翌朝、私はしばらく寝たフリをして彼女の様子をうかがった。・・というか極度の睡眠不足で起きられなかったというのが正しいのであるが、それでもあくびをかみ殺しながら一緒に朝食を取る。彼女のご機嫌はいつも以上に悪かった。理由はわからない。ただ、私が何を聞いても返事がない。朝・昼・晩と始終ふたりっきりで食事を取るのに私たちの間に会話がまるでない。沈黙が何よりも苦手な私だが、もう笑顔を作って彼女に話し掛ける気力はどこにもなかった。
「オーストラリアに帰りたい、もうここには居たくない。一日も早くこの場所を抜け出したい」
「どうして?理由を話して、バーバラ」
「理由なんてない。ただ帰りたいだけ。帰らせろコノヤロー。でないと、今後一切オマエを砂漠に行かせるものか。」と、声を高らげるバーバラ。
「なんですってー! じゃあ何で最初にこの日本行きを承諾したのよ。これ以上私にどうしろっていうのよーーー!!!」私の身体と心は弱りきっていた。睡眠不足の日が続き、疲労が極限に達していた。これまでの憤りがまさかここで爆発するとは。無意識に大きな声を出していた。周りのテーブルの人たちがこちらを見て驚く。そんなの眼中なし。バーバラが怒って席を立つ。一人テーブルに残された私は声を殺して静かに泣く。「ケンカ」の出来ない私が「ケンカ」をしてしまった。仲直りって、いったいどうすればいいんだろう・・・と私は彼女とケンカをしている最中にそんなことを考えていた。
「ごめん、バーバラ。さっきは言い過ぎた。許してちょうだい。お願いだからご機嫌を直して。」・・・そう言って彼女に大きなHUGをした。
彼女はホームシックにかかったのだと素直に私に話してきた。自分の体調が優れないゆえ、尚更家族のもとに居たいのだという。ひとり海を越えて来てしまったことにずっと大きな不安を抱いていたらしい。
“家族”とのつながりを何よりも大切にするアボリジニ社会。その家族からひとり離れて言葉も通じない異国へやってくることがどれだけ彼女にとってストレスであったのかを私がもっと理解をするべきであった。

### 利用できるデータ
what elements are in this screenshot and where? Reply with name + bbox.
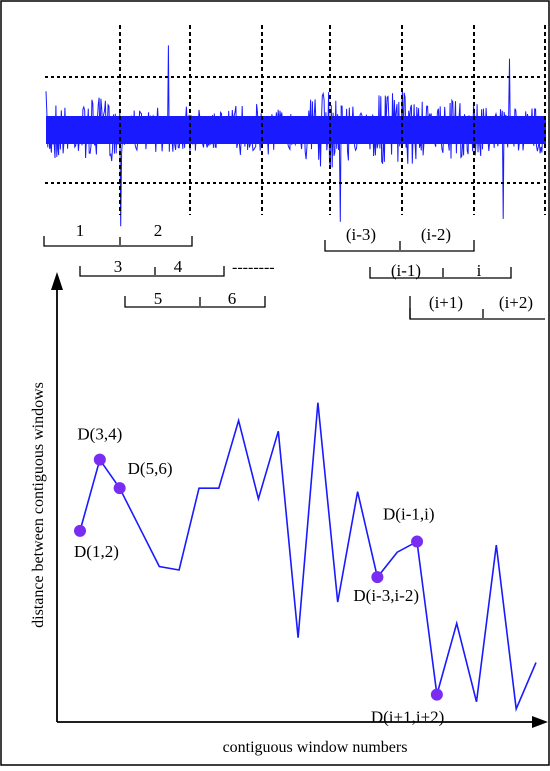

### 目的
本文の抜粋から、「翌朝、私はしばらく寝たフリを」から「きな不安を抱いていたらしい。」までを、両端も含めて一字も変えずに引用してください。 一覧は使わなくてかまいません。

### 正しい出力
翌朝、私はしばらく寝たフリをして彼女の様子をうかがった。・・というか極度の睡眠不足で起きられなかったというのが正しいのであるが、それでもあくびをかみ殺しながら一緒に朝食を取る。彼女のご機嫌はいつも以上に悪かった。理由はわからない。ただ、私が何を聞いても返事がない。朝・昼・晩と始終ふたりっきりで食事を取るのに私たちの間に会話がまるでない。沈黙が何よりも苦手な私だが、もう笑顔を作って彼女に話し掛ける気力はどこにもなかった。
「オーストラリアに帰りたい、もうここには居たくない。一日も早くこの場所を抜け出したい」
「どうして?理由を話して、バーバラ」
「理由なんてない。ただ帰りたいだけ。帰らせろコノヤロー。でないと、今後一切オマエを砂漠に行かせるものか。」と、声を高らげるバーバラ。
「なんですってー! じゃあ何で最初にこの日本行きを承諾したのよ。これ以上私にどうしろっていうのよーーー!!!」私の身体と心は弱りきっていた。睡眠不足の日が続き、疲労が極限に達していた。これまでの憤りがまさかここで爆発するとは。無意識に大きな声を出していた。周りのテーブルの人たちがこちらを見て驚く。そんなの眼中なし。バーバラが怒って席を立つ。一人テーブルに残された私は声を殺して静かに泣く。「ケンカ」の出来ない私が「ケンカ」をしてしまった。仲直りって、いったいどうすればいいんだろう・・・と私は彼女とケンカをしている最中にそんなことを考えていた。
「ごめん、バーバラ。さっきは言い過ぎた。許してちょうだい。お願いだからご機嫌を直して。」・・・そう言って彼女に大きなHUGをした。
彼女はホームシックにかかったのだと素直に私に話してきた。自分の体調が優れないゆえ、尚更家族のもとに居たいのだという。ひとり海を越えて来てしまったことにずっと大きな不安を抱いていたらしい。